- YOUR OBJECTIVE -
Repeat every record exactly, but keep images out of the copy.
__________________________________________________
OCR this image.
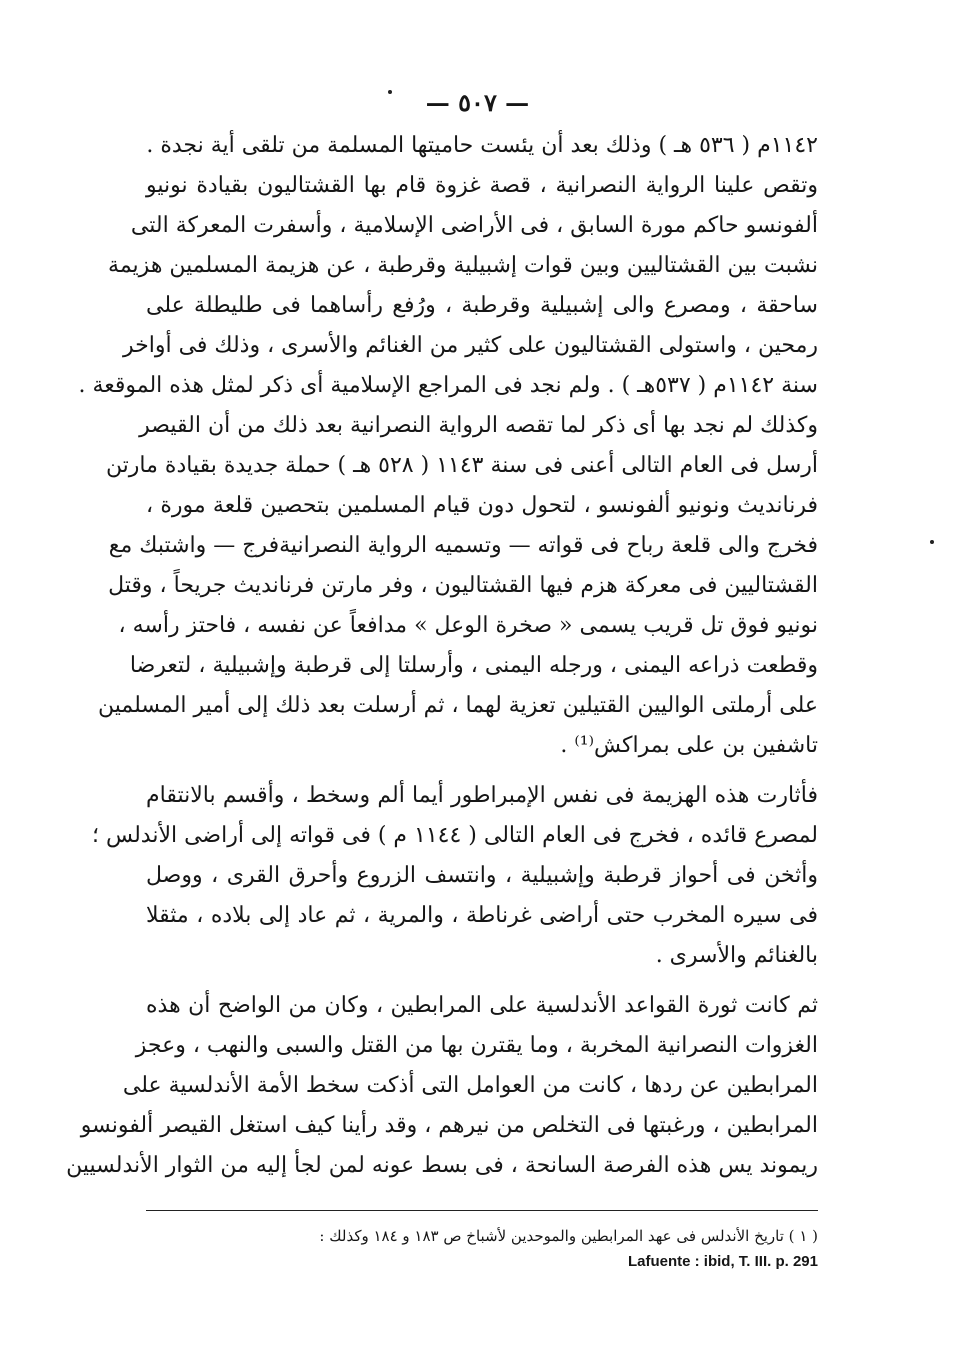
— ٥٠٧ —
١١٤٢م ( ٥٣٦ هـ ) وذلك بعد أن يئست حاميتها المسلمة من تلقى أية نجدة .
وتقص علينا الرواية النصرانية ، قصة غزوة قام بها القشتاليون بقيادة نونيو
ألفونسو حاكم مورة السابق ، فى الأراضى الإسلامية ، وأسفرت المعركة التى
نشبت بين القشتاليين وبين قوات إشبيلية وقرطبة ، عن هزيمة المسلمين هزيمة
ساحقة ، ومصرع والى إشبيلية وقرطبة ، ورُفع رأساهما فى طليطلة على
رمحين ، واستولى القشتاليون على كثير من الغنائم والأسرى ، وذلك فى أواخر
سنة ١١٤٢م ( ٥٣٧هـ ) . ولم نجد فى المراجع الإسلامية أى ذكر لمثل هذه الموقعة .
وكذلك لم نجد بها أى ذكر لما تقصه الرواية النصرانية بعد ذلك من أن القيصر
أرسل فى العام التالى أعنى فى سنة ١١٤٣ ( ٥٢٨ هـ ) حملة جديدة بقيادة مارتن
فرنانديث ونونيو ألفونسو ، لتحول دون قيام المسلمين بتحصين قلعة مورة ،
فخرج والى قلعة رباح فى قواته — وتسميه الرواية النصرانيةفرج — واشتبك مع
القشتاليين فى معركة هزم فيها القشتاليون ، وفر مارتن فرنانديث جريحاً ، وقتل
نونيو فوق تل قريب يسمى « صخرة الوعل » مدافعاً عن نفسه ، فاحتز رأسه ،
وقطعت ذراعه اليمنى ، ورجله اليمنى ، وأرسلتا إلى قرطبة وإشبيلية ، لتعرضا
على أرملتى الواليين القتيلين تعزية لهما ، ثم أرسلت بعد ذلك إلى أمير المسلمين
تاشفين بن على بمراكش⁽¹⁾ .
فأثارت هذه الهزيمة فى نفس الإمبراطور أيما ألم وسخط ، وأقسم بالانتقام
لمصرع قائده ، فخرج فى العام التالى ( ١١٤٤ م ) فى قواته إلى أراضى الأندلس ؛
وأثخن فى أحواز قرطبة وإشبيلية ، وانتسف الزروع وأحرق القرى ، ووصل
فى سيره المخرب حتى أراضى غرناطة ، والمرية ، ثم عاد إلى بلاده ، مثقلا
بالغنائم والأسرى .
ثم كانت ثورة القواعد الأندلسية على المرابطين ، وكان من الواضح أن هذه
الغزوات النصرانية المخربة ، وما يقترن بها من القتل والسبى والنهب ، وعجز
المرابطين عن ردها ، كانت من العوامل التى أذكت سخط الأمة الأندلسية على
المرابطين ، ورغبتها فى التخلص من نيرهم ، وقد رأينا كيف استغل القيصر ألفونسو
ريموند يس هذه الفرصة السانحة ، فى بسط عونه لمن لجأ إليه من الثوار الأندلسيين
( ١ ) تاريخ الأندلس فى عهد المرابطين والموحدين لأشباخ ص ١٨٣ و ١٨٤ وكذلك :
Lafuente : ibid, T. III. p. 291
__________________________________________________
- RESPONSE TO THE EXERCISE -
OCR this image.
— ٥٠٧ —
١١٤٢م ( ٥٣٦ هـ ) وذلك بعد أن يئست حاميتها المسلمة من تلقى أية نجدة .
وتقص علينا الرواية النصرانية ، قصة غزوة قام بها القشتاليون بقيادة نونيو
ألفونسو حاكم مورة السابق ، فى الأراضى الإسلامية ، وأسفرت المعركة التى
نشبت بين القشتاليين وبين قوات إشبيلية وقرطبة ، عن هزيمة المسلمين هزيمة
ساحقة ، ومصرع والى إشبيلية وقرطبة ، ورُفع رأساهما فى طليطلة على
رمحين ، واستولى القشتاليون على كثير من الغنائم والأسرى ، وذلك فى أواخر
سنة ١١٤٢م ( ٥٣٧هـ ) . ولم نجد فى المراجع الإسلامية أى ذكر لمثل هذه الموقعة .
وكذلك لم نجد بها أى ذكر لما تقصه الرواية النصرانية بعد ذلك من أن القيصر
أرسل فى العام التالى أعنى فى سنة ١١٤٣ ( ٥٢٨ هـ ) حملة جديدة بقيادة مارتن
فرنانديث ونونيو ألفونسو ، لتحول دون قيام المسلمين بتحصين قلعة مورة ،
فخرج والى قلعة رباح فى قواته — وتسميه الرواية النصرانيةفرج — واشتبك مع
القشتاليين فى معركة هزم فيها القشتاليون ، وفر مارتن فرنانديث جريحاً ، وقتل
نونيو فوق تل قريب يسمى « صخرة الوعل » مدافعاً عن نفسه ، فاحتز رأسه ،
وقطعت ذراعه اليمنى ، ورجله اليمنى ، وأرسلتا إلى قرطبة وإشبيلية ، لتعرضا
على أرملتى الواليين القتيلين تعزية لهما ، ثم أرسلت بعد ذلك إلى أمير المسلمين
تاشفين بن على بمراكش⁽¹⁾ .
فأثارت هذه الهزيمة فى نفس الإمبراطور أيما ألم وسخط ، وأقسم بالانتقام
لمصرع قائده ، فخرج فى العام التالى ( ١١٤٤ م ) فى قواته إلى أراضى الأندلس ؛
وأثخن فى أحواز قرطبة وإشبيلية ، وانتسف الزروع وأحرق القرى ، ووصل
فى سيره المخرب حتى أراضى غرناطة ، والمرية ، ثم عاد إلى بلاده ، مثقلا
بالغنائم والأسرى .
ثم كانت ثورة القواعد الأندلسية على المرابطين ، وكان من الواضح أن هذه
الغزوات النصرانية المخربة ، وما يقترن بها من القتل والسبى والنهب ، وعجز
المرابطين عن ردها ، كانت من العوامل التى أذكت سخط الأمة الأندلسية على
المرابطين ، ورغبتها فى التخلص من نيرهم ، وقد رأينا كيف استغل القيصر ألفونسو
ريموند يس هذه الفرصة السانحة ، فى بسط عونه لمن لجأ إليه من الثوار الأندلسيين
( ١ ) تاريخ الأندلس فى عهد المرابطين والموحدين لأشباخ ص ١٨٣ و ١٨٤ وكذلك :
Lafuente : ibid, T. III. p. 291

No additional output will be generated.